--- What you need to do ---
Could you extract every entry below and reproduce it exactly?

--- Given records ---

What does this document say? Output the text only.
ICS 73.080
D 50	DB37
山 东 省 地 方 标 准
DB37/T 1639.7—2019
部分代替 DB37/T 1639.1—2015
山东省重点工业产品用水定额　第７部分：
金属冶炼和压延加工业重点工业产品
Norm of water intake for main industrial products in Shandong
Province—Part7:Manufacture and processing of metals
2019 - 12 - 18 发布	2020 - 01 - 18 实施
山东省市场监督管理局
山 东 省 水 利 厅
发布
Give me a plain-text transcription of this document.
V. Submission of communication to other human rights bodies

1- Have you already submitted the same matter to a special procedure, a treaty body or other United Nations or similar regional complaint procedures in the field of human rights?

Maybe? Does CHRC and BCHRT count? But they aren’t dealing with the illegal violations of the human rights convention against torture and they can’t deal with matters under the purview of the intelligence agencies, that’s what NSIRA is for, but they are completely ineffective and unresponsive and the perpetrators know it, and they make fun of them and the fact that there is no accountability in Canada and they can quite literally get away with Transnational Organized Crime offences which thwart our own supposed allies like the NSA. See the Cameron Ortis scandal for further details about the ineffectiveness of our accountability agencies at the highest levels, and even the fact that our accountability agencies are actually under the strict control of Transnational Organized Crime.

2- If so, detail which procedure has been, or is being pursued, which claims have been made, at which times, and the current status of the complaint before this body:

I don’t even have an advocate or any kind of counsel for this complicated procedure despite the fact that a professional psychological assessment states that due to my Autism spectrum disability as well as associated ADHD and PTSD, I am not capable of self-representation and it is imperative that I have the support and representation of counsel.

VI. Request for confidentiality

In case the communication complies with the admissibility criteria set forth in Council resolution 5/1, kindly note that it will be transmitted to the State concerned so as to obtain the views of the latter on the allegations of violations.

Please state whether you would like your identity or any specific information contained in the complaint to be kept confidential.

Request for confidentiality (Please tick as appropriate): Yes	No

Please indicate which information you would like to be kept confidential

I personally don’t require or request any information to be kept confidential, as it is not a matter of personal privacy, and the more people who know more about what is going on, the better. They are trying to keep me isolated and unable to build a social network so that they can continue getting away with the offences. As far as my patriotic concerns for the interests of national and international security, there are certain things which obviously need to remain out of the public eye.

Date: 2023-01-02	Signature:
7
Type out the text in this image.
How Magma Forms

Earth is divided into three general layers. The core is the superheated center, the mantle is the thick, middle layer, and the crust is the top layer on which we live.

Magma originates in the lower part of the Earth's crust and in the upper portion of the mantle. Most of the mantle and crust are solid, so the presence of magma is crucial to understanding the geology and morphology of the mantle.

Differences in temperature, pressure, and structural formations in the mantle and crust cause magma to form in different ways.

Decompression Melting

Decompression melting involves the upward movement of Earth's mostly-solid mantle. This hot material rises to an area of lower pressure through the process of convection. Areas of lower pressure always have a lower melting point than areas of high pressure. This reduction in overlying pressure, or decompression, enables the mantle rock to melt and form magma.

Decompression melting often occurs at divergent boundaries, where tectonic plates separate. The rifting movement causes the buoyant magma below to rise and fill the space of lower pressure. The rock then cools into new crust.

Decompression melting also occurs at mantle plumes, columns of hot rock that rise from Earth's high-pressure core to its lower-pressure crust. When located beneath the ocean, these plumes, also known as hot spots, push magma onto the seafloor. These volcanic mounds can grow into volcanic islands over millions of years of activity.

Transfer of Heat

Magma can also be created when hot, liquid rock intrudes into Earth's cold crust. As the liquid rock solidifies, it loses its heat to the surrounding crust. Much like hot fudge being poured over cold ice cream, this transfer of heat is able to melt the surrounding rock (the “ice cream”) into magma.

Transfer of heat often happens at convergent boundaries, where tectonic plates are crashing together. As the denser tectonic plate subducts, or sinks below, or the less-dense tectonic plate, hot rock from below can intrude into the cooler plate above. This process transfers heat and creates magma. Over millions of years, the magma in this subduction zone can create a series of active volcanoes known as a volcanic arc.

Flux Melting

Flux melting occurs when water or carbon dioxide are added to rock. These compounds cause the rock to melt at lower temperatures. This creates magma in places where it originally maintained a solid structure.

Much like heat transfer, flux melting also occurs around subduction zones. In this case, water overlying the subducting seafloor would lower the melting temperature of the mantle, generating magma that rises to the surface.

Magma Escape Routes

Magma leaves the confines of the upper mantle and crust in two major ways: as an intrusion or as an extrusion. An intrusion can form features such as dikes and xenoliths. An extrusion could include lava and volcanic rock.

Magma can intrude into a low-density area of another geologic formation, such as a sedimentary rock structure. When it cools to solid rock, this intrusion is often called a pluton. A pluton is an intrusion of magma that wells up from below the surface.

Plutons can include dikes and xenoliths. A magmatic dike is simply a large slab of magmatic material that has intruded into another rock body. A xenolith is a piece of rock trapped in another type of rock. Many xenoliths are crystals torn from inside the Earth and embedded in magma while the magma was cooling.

--- Correct result ---
What does this document say? Output the text only.
ICS 73.080
D 50	DB37
山 东 省 地 方 标 准
DB37/T 1639.7—2019
部分代替 DB37/T 1639.1—2015
山东省重点工业产品用水定额　第７部分：
金属冶炼和压延加工业重点工业产品
Norm of water intake for main industrial products in Shandong
Province—Part7:Manufacture and processing of metals
2019 - 12 - 18 发布	2020 - 01 - 18 实施
山东省市场监督管理局
山 东 省 水 利 厅
发布
Give me a plain-text transcription of this document.
V. Submission of communication to other human rights bodies

1- Have you already submitted the same matter to a special procedure, a treaty body or other United Nations or similar regional complaint procedures in the field of human rights?

Maybe? Does CHRC and BCHRT count? But they aren’t dealing with the illegal violations of the human rights convention against torture and they can’t deal with matters under the purview of the intelligence agencies, that’s what NSIRA is for, but they are completely ineffective and unresponsive and the perpetrators know it, and they make fun of them and the fact that there is no accountability in Canada and they can quite literally get away with Transnational Organized Crime offences which thwart our own supposed allies like the NSA. See the Cameron Ortis scandal for further details about the ineffectiveness of our accountability agencies at the highest levels, and even the fact that our accountability agencies are actually under the strict control of Transnational Organized Crime.

2- If so, detail which procedure has been, or is being pursued, which claims have been made, at which times, and the current status of the complaint before this body:

I don’t even have an advocate or any kind of counsel for this complicated procedure despite the fact that a professional psychological assessment states that due to my Autism spectrum disability as well as associated ADHD and PTSD, I am not capable of self-representation and it is imperative that I have the support and representation of counsel.

VI. Request for confidentiality

In case the communication complies with the admissibility criteria set forth in Council resolution 5/1, kindly note that it will be transmitted to the State concerned so as to obtain the views of the latter on the allegations of violations.

Please state whether you would like your identity or any specific information contained in the complaint to be kept confidential.

Request for confidentiality (Please tick as appropriate): Yes	No

Please indicate which information you would like to be kept confidential

I personally don’t require or request any information to be kept confidential, as it is not a matter of personal privacy, and the more people who know more about what is going on, the better. They are trying to keep me isolated and unable to build a social network so that they can continue getting away with the offences. As far as my patriotic concerns for the interests of national and international security, there are certain things which obviously need to remain out of the public eye.

Date: 2023-01-02	Signature:
7
Type out the text in this image.
How Magma Forms

Earth is divided into three general layers. The core is the superheated center, the mantle is the thick, middle layer, and the crust is the top layer on which we live.

Magma originates in the lower part of the Earth's crust and in the upper portion of the mantle. Most of the mantle and crust are solid, so the presence of magma is crucial to understanding the geology and morphology of the mantle.

Differences in temperature, pressure, and structural formations in the mantle and crust cause magma to form in different ways.

Decompression Melting

Decompression melting involves the upward movement of Earth's mostly-solid mantle. This hot material rises to an area of lower pressure through the process of convection. Areas of lower pressure always have a lower melting point than areas of high pressure. This reduction in overlying pressure, or decompression, enables the mantle rock to melt and form magma.

Decompression melting often occurs at divergent boundaries, where tectonic plates separate. The rifting movement causes the buoyant magma below to rise and fill the space of lower pressure. The rock then cools into new crust.

Decompression melting also occurs at mantle plumes, columns of hot rock that rise from Earth's high-pressure core to its lower-pressure crust. When located beneath the ocean, these plumes, also known as hot spots, push magma onto the seafloor. These volcanic mounds can grow into volcanic islands over millions of years of activity.

Transfer of Heat

Magma can also be created when hot, liquid rock intrudes into Earth's cold crust. As the liquid rock solidifies, it loses its heat to the surrounding crust. Much like hot fudge being poured over cold ice cream, this transfer of heat is able to melt the surrounding rock (the “ice cream”) into magma.

Transfer of heat often happens at convergent boundaries, where tectonic plates are crashing together. As the denser tectonic plate subducts, or sinks below, or the less-dense tectonic plate, hot rock from below can intrude into the cooler plate above. This process transfers heat and creates magma. Over millions of years, the magma in this subduction zone can create a series of active volcanoes known as a volcanic arc.

Flux Melting

Flux melting occurs when water or carbon dioxide are added to rock. These compounds cause the rock to melt at lower temperatures. This creates magma in places where it originally maintained a solid structure.

Much like heat transfer, flux melting also occurs around subduction zones. In this case, water overlying the subducting seafloor would lower the melting temperature of the mantle, generating magma that rises to the surface.

Magma Escape Routes

Magma leaves the confines of the upper mantle and crust in two major ways: as an intrusion or as an extrusion. An intrusion can form features such as dikes and xenoliths. An extrusion could include lava and volcanic rock.

Magma can intrude into a low-density area of another geologic formation, such as a sedimentary rock structure. When it cools to solid rock, this intrusion is often called a pluton. A pluton is an intrusion of magma that wells up from below the surface.

Plutons can include dikes and xenoliths. A magmatic dike is simply a large slab of magmatic material that has intruded into another rock body. A xenolith is a piece of rock trapped in another type of rock. Many xenoliths are crystals torn from inside the Earth and embedded in magma while the magma was cooling.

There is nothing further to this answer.